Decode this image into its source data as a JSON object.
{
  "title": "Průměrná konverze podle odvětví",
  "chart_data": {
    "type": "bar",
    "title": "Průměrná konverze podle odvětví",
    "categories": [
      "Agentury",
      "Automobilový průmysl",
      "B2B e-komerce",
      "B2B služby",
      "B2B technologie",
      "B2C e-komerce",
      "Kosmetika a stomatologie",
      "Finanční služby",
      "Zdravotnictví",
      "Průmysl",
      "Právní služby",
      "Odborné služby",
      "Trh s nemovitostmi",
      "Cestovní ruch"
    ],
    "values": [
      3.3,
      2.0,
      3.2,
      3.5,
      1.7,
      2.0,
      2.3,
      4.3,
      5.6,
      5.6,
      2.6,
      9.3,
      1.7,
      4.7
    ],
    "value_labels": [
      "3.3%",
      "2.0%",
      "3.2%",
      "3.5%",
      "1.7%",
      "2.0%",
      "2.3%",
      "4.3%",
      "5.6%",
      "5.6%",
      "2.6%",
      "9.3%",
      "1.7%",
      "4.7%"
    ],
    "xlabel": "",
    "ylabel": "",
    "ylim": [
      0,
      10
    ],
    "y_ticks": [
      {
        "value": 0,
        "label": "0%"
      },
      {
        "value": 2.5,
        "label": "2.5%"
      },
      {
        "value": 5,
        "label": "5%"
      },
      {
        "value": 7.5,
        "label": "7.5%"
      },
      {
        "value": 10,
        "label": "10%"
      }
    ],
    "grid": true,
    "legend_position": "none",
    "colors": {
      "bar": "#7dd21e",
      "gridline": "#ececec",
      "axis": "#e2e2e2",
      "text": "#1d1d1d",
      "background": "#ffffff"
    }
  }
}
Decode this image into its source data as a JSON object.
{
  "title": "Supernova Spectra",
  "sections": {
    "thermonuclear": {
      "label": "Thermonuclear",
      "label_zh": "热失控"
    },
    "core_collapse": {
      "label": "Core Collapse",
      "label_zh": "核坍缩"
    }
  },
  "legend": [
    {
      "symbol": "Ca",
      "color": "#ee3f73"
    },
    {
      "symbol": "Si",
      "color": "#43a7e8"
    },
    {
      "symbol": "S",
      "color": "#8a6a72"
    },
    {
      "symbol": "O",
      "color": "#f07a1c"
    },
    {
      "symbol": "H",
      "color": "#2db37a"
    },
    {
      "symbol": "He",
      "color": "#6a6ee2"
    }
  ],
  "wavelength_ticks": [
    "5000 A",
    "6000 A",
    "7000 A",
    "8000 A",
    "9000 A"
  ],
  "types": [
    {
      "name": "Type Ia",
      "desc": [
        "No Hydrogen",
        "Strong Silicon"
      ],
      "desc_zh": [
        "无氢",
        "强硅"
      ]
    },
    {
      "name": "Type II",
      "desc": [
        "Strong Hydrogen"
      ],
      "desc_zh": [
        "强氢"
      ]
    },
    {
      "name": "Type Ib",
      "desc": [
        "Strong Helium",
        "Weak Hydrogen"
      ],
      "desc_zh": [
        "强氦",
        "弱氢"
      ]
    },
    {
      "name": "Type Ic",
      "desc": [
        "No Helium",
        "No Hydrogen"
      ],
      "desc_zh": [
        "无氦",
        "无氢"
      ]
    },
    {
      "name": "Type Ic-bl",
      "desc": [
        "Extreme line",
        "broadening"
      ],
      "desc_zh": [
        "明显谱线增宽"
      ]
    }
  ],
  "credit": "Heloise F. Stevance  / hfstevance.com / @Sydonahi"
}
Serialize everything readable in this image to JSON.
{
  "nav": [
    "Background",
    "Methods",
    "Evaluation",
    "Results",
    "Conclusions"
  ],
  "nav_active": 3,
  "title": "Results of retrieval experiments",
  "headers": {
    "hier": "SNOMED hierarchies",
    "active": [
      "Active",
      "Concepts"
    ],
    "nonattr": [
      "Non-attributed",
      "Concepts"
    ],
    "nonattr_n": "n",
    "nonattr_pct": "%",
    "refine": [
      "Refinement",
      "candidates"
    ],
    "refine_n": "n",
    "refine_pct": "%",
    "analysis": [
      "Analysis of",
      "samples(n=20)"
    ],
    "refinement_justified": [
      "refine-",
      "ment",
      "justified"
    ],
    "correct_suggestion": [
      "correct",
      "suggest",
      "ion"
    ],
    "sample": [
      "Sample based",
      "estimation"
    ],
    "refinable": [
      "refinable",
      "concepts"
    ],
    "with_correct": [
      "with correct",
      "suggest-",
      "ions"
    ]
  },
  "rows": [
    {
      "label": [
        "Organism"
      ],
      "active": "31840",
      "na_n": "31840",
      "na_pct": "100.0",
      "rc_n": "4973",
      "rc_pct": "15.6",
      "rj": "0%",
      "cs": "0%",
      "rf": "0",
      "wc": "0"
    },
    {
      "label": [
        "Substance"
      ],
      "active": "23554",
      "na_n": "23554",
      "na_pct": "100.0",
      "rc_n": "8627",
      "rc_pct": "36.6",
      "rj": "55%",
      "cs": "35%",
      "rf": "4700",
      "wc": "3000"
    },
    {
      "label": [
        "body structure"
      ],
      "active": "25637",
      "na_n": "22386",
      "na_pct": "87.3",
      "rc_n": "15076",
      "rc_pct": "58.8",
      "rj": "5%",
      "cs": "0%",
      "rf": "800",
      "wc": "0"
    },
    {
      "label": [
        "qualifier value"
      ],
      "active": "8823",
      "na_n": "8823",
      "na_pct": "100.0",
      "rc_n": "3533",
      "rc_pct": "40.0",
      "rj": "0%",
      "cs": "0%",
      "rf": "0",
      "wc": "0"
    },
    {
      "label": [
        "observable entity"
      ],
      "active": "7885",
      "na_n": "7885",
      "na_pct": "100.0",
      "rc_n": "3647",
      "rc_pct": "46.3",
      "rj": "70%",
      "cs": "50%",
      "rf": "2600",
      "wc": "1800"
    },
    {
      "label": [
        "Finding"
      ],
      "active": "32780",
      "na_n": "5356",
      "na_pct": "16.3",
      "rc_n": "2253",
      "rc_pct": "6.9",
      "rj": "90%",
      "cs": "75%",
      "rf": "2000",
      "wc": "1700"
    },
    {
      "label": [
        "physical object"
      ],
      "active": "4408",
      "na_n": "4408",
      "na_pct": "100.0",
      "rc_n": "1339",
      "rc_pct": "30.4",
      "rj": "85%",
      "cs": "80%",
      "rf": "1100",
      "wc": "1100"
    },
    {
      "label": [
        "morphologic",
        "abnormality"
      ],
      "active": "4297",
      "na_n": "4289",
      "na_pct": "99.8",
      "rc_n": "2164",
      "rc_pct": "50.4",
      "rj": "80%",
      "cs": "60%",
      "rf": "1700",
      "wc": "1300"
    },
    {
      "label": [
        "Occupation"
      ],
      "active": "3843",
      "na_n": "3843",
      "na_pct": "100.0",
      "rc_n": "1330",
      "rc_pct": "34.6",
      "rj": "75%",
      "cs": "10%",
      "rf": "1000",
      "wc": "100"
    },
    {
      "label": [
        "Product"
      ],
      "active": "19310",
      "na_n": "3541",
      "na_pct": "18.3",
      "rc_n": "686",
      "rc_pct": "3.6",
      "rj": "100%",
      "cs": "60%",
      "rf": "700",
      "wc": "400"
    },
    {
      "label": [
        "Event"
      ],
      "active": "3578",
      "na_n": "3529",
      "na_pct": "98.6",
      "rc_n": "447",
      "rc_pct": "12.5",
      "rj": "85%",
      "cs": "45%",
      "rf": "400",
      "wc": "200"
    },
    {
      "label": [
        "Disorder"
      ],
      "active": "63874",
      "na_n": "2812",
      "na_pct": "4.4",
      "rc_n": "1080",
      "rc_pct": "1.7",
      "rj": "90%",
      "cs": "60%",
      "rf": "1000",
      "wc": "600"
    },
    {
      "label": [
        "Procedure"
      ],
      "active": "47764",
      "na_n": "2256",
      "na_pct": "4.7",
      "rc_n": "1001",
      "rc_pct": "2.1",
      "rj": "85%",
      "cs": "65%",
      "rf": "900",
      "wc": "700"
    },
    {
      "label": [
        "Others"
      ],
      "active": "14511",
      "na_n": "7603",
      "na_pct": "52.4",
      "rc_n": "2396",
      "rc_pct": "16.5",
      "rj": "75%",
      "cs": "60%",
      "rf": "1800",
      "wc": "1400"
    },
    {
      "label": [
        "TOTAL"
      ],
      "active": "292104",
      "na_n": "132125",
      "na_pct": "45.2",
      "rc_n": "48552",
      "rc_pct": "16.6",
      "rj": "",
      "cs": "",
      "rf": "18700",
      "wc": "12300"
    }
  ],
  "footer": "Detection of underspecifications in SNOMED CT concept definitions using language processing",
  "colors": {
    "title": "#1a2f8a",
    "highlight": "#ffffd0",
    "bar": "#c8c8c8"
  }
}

### SHORT PROBLEM
Provide solely the number of lines in the data that include the word "podle".

### RESPONSE
2